● **Exercise objective**
Collect from the data below each line with "Федерации".

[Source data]
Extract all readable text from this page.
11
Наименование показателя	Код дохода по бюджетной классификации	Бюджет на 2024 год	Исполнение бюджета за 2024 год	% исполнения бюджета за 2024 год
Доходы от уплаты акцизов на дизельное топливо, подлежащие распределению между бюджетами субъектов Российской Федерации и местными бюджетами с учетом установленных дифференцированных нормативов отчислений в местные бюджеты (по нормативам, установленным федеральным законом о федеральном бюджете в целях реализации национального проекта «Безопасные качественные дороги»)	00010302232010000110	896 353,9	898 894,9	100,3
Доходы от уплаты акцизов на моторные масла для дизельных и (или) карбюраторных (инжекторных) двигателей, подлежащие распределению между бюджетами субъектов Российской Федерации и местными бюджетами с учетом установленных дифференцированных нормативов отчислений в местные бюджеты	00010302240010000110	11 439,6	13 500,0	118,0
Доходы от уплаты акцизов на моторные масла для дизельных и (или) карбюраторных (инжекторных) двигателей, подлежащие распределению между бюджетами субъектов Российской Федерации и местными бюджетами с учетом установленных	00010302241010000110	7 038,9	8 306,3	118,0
* * *
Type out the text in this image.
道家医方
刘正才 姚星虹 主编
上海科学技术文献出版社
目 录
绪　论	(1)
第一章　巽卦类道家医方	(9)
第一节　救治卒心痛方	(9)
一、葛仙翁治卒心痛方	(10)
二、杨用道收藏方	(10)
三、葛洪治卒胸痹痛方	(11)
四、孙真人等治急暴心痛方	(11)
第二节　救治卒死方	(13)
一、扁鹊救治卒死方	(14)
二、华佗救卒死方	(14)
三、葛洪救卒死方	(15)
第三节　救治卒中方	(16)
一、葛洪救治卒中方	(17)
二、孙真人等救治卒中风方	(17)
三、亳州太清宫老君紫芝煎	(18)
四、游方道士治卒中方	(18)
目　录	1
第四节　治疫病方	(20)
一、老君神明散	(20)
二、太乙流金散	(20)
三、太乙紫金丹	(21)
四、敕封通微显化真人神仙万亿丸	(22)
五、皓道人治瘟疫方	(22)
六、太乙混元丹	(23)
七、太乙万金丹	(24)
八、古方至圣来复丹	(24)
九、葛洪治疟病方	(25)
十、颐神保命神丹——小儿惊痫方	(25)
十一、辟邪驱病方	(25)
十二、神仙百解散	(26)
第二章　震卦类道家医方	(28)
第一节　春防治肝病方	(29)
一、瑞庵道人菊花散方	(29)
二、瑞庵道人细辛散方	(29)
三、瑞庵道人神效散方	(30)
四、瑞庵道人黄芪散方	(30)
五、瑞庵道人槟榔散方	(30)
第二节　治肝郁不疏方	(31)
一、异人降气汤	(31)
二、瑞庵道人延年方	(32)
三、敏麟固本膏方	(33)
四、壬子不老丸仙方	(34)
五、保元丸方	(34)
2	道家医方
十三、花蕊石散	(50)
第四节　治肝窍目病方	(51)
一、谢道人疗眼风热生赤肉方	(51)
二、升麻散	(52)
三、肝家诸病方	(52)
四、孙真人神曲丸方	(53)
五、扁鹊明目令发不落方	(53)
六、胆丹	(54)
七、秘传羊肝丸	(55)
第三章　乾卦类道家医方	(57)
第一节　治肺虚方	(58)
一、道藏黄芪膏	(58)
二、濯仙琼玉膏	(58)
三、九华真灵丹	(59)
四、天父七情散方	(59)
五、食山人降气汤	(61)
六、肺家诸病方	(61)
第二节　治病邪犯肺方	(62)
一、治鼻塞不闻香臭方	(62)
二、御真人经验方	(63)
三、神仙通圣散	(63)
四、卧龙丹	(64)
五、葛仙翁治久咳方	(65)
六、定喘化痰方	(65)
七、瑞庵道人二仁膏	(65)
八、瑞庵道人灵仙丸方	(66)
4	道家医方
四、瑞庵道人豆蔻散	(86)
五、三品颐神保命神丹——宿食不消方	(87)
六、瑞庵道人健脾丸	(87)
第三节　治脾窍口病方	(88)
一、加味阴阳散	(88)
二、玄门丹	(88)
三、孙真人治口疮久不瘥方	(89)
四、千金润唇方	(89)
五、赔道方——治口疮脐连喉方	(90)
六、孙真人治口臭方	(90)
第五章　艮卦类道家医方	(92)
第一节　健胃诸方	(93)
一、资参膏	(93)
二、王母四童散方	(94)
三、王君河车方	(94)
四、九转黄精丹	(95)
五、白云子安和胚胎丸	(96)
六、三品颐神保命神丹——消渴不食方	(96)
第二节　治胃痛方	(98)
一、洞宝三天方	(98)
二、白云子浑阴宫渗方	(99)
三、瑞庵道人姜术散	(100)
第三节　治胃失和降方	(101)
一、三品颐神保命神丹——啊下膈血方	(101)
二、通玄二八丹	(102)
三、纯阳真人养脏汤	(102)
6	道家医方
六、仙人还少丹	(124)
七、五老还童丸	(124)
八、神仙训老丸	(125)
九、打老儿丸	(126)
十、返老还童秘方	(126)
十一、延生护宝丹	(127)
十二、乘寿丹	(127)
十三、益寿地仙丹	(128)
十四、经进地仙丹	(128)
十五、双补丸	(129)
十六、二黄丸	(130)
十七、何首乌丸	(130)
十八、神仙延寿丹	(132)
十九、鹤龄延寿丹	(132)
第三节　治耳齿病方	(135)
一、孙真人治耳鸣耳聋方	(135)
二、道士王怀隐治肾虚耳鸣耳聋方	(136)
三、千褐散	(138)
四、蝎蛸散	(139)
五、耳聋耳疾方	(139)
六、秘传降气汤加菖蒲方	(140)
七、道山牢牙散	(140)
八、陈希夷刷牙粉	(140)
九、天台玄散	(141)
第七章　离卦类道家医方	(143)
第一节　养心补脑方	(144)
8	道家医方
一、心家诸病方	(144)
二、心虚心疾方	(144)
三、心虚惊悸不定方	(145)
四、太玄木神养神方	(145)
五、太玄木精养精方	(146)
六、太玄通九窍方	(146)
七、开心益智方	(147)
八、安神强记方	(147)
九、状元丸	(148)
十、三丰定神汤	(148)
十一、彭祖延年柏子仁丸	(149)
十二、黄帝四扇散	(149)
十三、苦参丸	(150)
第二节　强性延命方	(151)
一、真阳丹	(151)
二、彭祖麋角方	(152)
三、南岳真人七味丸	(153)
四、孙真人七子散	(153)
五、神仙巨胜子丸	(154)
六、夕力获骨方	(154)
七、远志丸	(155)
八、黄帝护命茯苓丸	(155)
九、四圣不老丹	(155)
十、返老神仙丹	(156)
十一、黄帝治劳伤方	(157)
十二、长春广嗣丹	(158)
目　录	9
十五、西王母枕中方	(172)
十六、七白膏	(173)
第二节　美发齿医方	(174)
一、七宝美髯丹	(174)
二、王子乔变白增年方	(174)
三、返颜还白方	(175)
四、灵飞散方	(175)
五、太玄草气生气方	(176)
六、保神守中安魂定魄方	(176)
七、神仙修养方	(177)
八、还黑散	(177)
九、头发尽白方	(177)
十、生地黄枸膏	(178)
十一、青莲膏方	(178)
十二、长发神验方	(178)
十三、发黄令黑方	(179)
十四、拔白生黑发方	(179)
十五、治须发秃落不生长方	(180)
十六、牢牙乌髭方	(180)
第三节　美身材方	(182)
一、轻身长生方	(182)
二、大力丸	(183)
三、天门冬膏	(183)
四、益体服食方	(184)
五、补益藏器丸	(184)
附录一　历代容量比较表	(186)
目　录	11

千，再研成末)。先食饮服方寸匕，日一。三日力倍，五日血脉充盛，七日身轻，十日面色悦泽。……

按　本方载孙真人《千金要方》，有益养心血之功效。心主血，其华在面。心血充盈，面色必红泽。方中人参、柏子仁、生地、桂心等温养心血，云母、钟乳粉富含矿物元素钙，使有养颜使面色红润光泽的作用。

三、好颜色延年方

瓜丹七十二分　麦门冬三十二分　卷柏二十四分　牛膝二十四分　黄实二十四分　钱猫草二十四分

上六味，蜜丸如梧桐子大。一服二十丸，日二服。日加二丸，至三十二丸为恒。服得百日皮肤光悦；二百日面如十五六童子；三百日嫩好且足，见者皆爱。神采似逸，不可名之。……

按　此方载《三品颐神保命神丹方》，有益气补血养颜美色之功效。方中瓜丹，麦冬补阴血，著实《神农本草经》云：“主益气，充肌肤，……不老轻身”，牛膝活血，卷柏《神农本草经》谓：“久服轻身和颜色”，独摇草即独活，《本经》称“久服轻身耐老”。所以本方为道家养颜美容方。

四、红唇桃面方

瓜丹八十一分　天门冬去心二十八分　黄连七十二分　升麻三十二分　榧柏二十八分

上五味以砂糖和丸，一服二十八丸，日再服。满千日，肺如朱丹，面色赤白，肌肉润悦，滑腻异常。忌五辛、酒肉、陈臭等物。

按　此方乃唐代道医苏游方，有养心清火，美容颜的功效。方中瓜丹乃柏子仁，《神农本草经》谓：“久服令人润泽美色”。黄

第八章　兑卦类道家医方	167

● **Complete response**
Доходы от уплаты акцизов на дизельное топливо, подлежащие распределению между бюджетами субъектов Российской Федерации и местными бюджетами с учетом установленных дифференцированных нормативов отчислений в местные бюджеты (по нормативам, установленным федеральным законом о федеральном бюджете в целях реализации национального проекта «Безопасные качественные дороги»)	00010302232010000110	896 353,9	898 894,9	100,3
Доходы от уплаты акцизов на моторные масла для дизельных и (или) карбюраторных (инжекторных) двигателей, подлежащие распределению между бюджетами субъектов Российской Федерации и местными бюджетами с учетом установленных дифференцированных нормативов отчислений в местные бюджеты	00010302240010000110	11 439,6	13 500,0	118,0
Доходы от уплаты акцизов на моторные масла для дизельных и (или) карбюраторных (инжекторных) двигателей, подлежащие распределению между бюджетами субъектов Российской Федерации и местными бюджетами с учетом установленных	00010302241010000110	7 038,9	8 306,3	118,0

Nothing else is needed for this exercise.